§ **WHAT IS EXPECTED**
Give the number of lines holding the string "Temp" and nothing more.

§ **DATA SHOWN**
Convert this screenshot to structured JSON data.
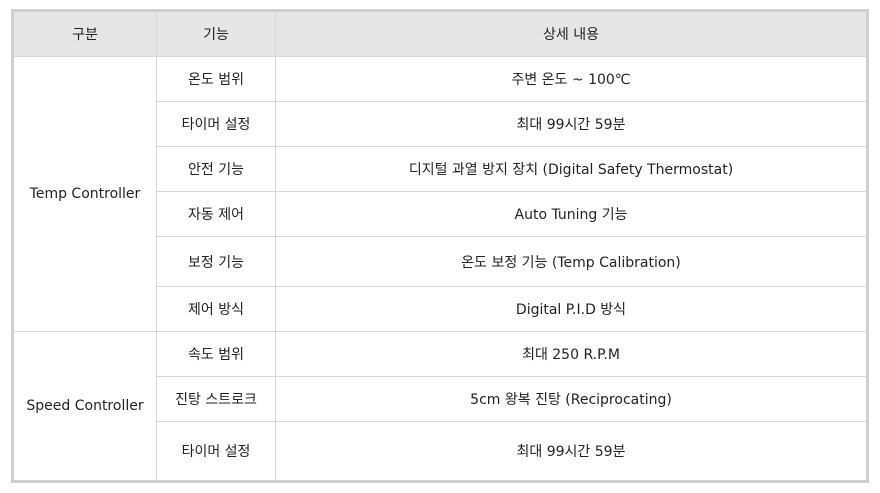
{
  "headers": [
    "구분",
    "기능",
    "상세 내용"
  ],
  "groups": [
    {
      "name": "Temp Controller",
      "rows": [
        {
          "feature": "온도 범위",
          "detail": "주변 온도 ~ 100℃"
        },
        {
          "feature": "타이머 설정",
          "detail": "최대 99시간 59분"
        },
        {
          "feature": "안전 기능",
          "detail": "디지털 과열 방지 장치 (Digital Safety Thermostat)"
        },
        {
          "feature": "자동 제어",
          "detail": "Auto Tuning 기능"
        },
        {
          "feature": "보정 기능",
          "detail": "온도 보정 기능 (Temp Calibration)"
        },
        {
          "feature": "제어 방식",
          "detail": "Digital P.I.D 방식"
        }
      ]
    },
    {
      "name": "Speed Controller",
      "rows": [
        {
          "feature": "속도 범위",
          "detail": "최대 250 R.P.M"
        },
        {
          "feature": "진탕 스트로크",
          "detail": "5cm 왕복 진탕 (Reciprocating)"
        },
        {
          "feature": "타이머 설정",
          "detail": "최대 99시간 59분"
        }
      ]
    }
  ]
}
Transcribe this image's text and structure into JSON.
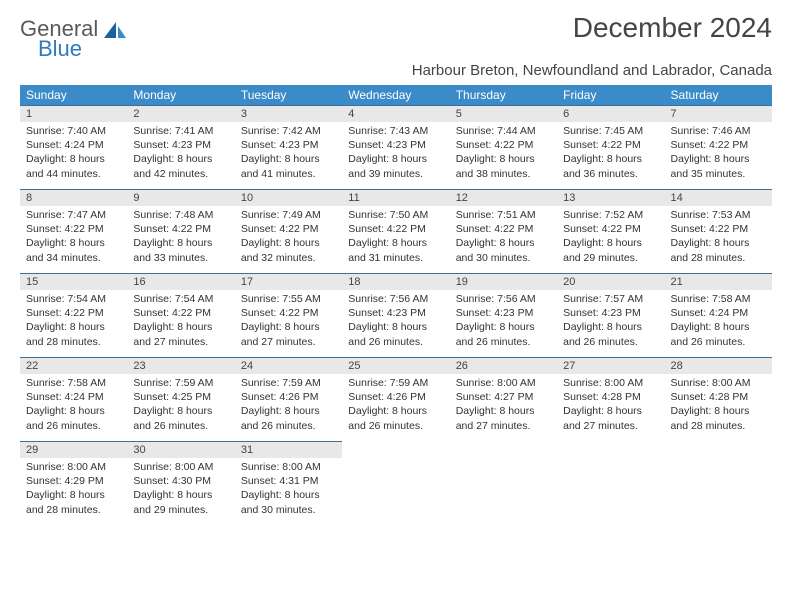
{
  "logo": {
    "line1": "General",
    "line2": "Blue"
  },
  "title": "December 2024",
  "subtitle": "Harbour Breton, Newfoundland and Labrador, Canada",
  "colors": {
    "header_bg": "#3b8bc8",
    "header_text": "#ffffff",
    "daynum_bg": "#e8e8e8",
    "daynum_border": "#3b6f9e",
    "body_text": "#333333",
    "logo_gray": "#5a5a5a",
    "logo_blue": "#2f7bbf"
  },
  "fonts": {
    "title_size_pt": 21,
    "subtitle_size_pt": 11,
    "header_size_pt": 9,
    "cell_size_pt": 8
  },
  "weekdays": [
    "Sunday",
    "Monday",
    "Tuesday",
    "Wednesday",
    "Thursday",
    "Friday",
    "Saturday"
  ],
  "weeks": [
    [
      {
        "n": "1",
        "sr": "Sunrise: 7:40 AM",
        "ss": "Sunset: 4:24 PM",
        "d1": "Daylight: 8 hours",
        "d2": "and 44 minutes."
      },
      {
        "n": "2",
        "sr": "Sunrise: 7:41 AM",
        "ss": "Sunset: 4:23 PM",
        "d1": "Daylight: 8 hours",
        "d2": "and 42 minutes."
      },
      {
        "n": "3",
        "sr": "Sunrise: 7:42 AM",
        "ss": "Sunset: 4:23 PM",
        "d1": "Daylight: 8 hours",
        "d2": "and 41 minutes."
      },
      {
        "n": "4",
        "sr": "Sunrise: 7:43 AM",
        "ss": "Sunset: 4:23 PM",
        "d1": "Daylight: 8 hours",
        "d2": "and 39 minutes."
      },
      {
        "n": "5",
        "sr": "Sunrise: 7:44 AM",
        "ss": "Sunset: 4:22 PM",
        "d1": "Daylight: 8 hours",
        "d2": "and 38 minutes."
      },
      {
        "n": "6",
        "sr": "Sunrise: 7:45 AM",
        "ss": "Sunset: 4:22 PM",
        "d1": "Daylight: 8 hours",
        "d2": "and 36 minutes."
      },
      {
        "n": "7",
        "sr": "Sunrise: 7:46 AM",
        "ss": "Sunset: 4:22 PM",
        "d1": "Daylight: 8 hours",
        "d2": "and 35 minutes."
      }
    ],
    [
      {
        "n": "8",
        "sr": "Sunrise: 7:47 AM",
        "ss": "Sunset: 4:22 PM",
        "d1": "Daylight: 8 hours",
        "d2": "and 34 minutes."
      },
      {
        "n": "9",
        "sr": "Sunrise: 7:48 AM",
        "ss": "Sunset: 4:22 PM",
        "d1": "Daylight: 8 hours",
        "d2": "and 33 minutes."
      },
      {
        "n": "10",
        "sr": "Sunrise: 7:49 AM",
        "ss": "Sunset: 4:22 PM",
        "d1": "Daylight: 8 hours",
        "d2": "and 32 minutes."
      },
      {
        "n": "11",
        "sr": "Sunrise: 7:50 AM",
        "ss": "Sunset: 4:22 PM",
        "d1": "Daylight: 8 hours",
        "d2": "and 31 minutes."
      },
      {
        "n": "12",
        "sr": "Sunrise: 7:51 AM",
        "ss": "Sunset: 4:22 PM",
        "d1": "Daylight: 8 hours",
        "d2": "and 30 minutes."
      },
      {
        "n": "13",
        "sr": "Sunrise: 7:52 AM",
        "ss": "Sunset: 4:22 PM",
        "d1": "Daylight: 8 hours",
        "d2": "and 29 minutes."
      },
      {
        "n": "14",
        "sr": "Sunrise: 7:53 AM",
        "ss": "Sunset: 4:22 PM",
        "d1": "Daylight: 8 hours",
        "d2": "and 28 minutes."
      }
    ],
    [
      {
        "n": "15",
        "sr": "Sunrise: 7:54 AM",
        "ss": "Sunset: 4:22 PM",
        "d1": "Daylight: 8 hours",
        "d2": "and 28 minutes."
      },
      {
        "n": "16",
        "sr": "Sunrise: 7:54 AM",
        "ss": "Sunset: 4:22 PM",
        "d1": "Daylight: 8 hours",
        "d2": "and 27 minutes."
      },
      {
        "n": "17",
        "sr": "Sunrise: 7:55 AM",
        "ss": "Sunset: 4:22 PM",
        "d1": "Daylight: 8 hours",
        "d2": "and 27 minutes."
      },
      {
        "n": "18",
        "sr": "Sunrise: 7:56 AM",
        "ss": "Sunset: 4:23 PM",
        "d1": "Daylight: 8 hours",
        "d2": "and 26 minutes."
      },
      {
        "n": "19",
        "sr": "Sunrise: 7:56 AM",
        "ss": "Sunset: 4:23 PM",
        "d1": "Daylight: 8 hours",
        "d2": "and 26 minutes."
      },
      {
        "n": "20",
        "sr": "Sunrise: 7:57 AM",
        "ss": "Sunset: 4:23 PM",
        "d1": "Daylight: 8 hours",
        "d2": "and 26 minutes."
      },
      {
        "n": "21",
        "sr": "Sunrise: 7:58 AM",
        "ss": "Sunset: 4:24 PM",
        "d1": "Daylight: 8 hours",
        "d2": "and 26 minutes."
      }
    ],
    [
      {
        "n": "22",
        "sr": "Sunrise: 7:58 AM",
        "ss": "Sunset: 4:24 PM",
        "d1": "Daylight: 8 hours",
        "d2": "and 26 minutes."
      },
      {
        "n": "23",
        "sr": "Sunrise: 7:59 AM",
        "ss": "Sunset: 4:25 PM",
        "d1": "Daylight: 8 hours",
        "d2": "and 26 minutes."
      },
      {
        "n": "24",
        "sr": "Sunrise: 7:59 AM",
        "ss": "Sunset: 4:26 PM",
        "d1": "Daylight: 8 hours",
        "d2": "and 26 minutes."
      },
      {
        "n": "25",
        "sr": "Sunrise: 7:59 AM",
        "ss": "Sunset: 4:26 PM",
        "d1": "Daylight: 8 hours",
        "d2": "and 26 minutes."
      },
      {
        "n": "26",
        "sr": "Sunrise: 8:00 AM",
        "ss": "Sunset: 4:27 PM",
        "d1": "Daylight: 8 hours",
        "d2": "and 27 minutes."
      },
      {
        "n": "27",
        "sr": "Sunrise: 8:00 AM",
        "ss": "Sunset: 4:28 PM",
        "d1": "Daylight: 8 hours",
        "d2": "and 27 minutes."
      },
      {
        "n": "28",
        "sr": "Sunrise: 8:00 AM",
        "ss": "Sunset: 4:28 PM",
        "d1": "Daylight: 8 hours",
        "d2": "and 28 minutes."
      }
    ],
    [
      {
        "n": "29",
        "sr": "Sunrise: 8:00 AM",
        "ss": "Sunset: 4:29 PM",
        "d1": "Daylight: 8 hours",
        "d2": "and 28 minutes."
      },
      {
        "n": "30",
        "sr": "Sunrise: 8:00 AM",
        "ss": "Sunset: 4:30 PM",
        "d1": "Daylight: 8 hours",
        "d2": "and 29 minutes."
      },
      {
        "n": "31",
        "sr": "Sunrise: 8:00 AM",
        "ss": "Sunset: 4:31 PM",
        "d1": "Daylight: 8 hours",
        "d2": "and 30 minutes."
      },
      null,
      null,
      null,
      null
    ]
  ]
}
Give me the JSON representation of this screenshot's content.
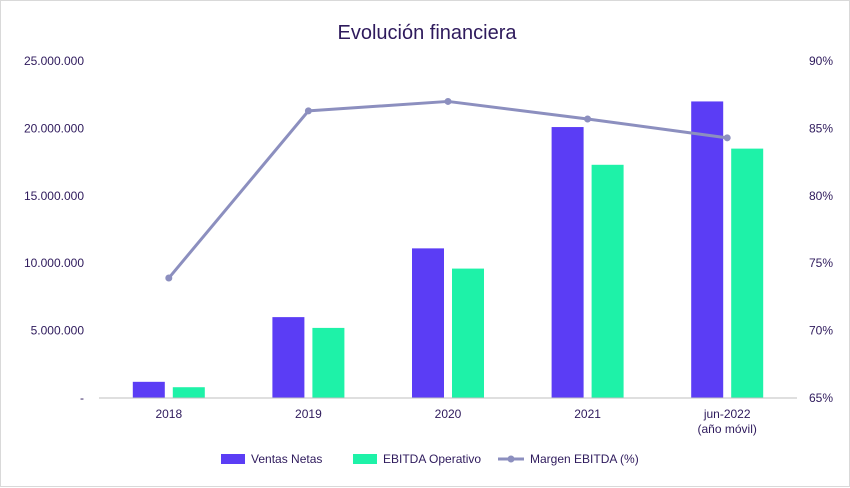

§ **EXERCISE OUTPUT**
2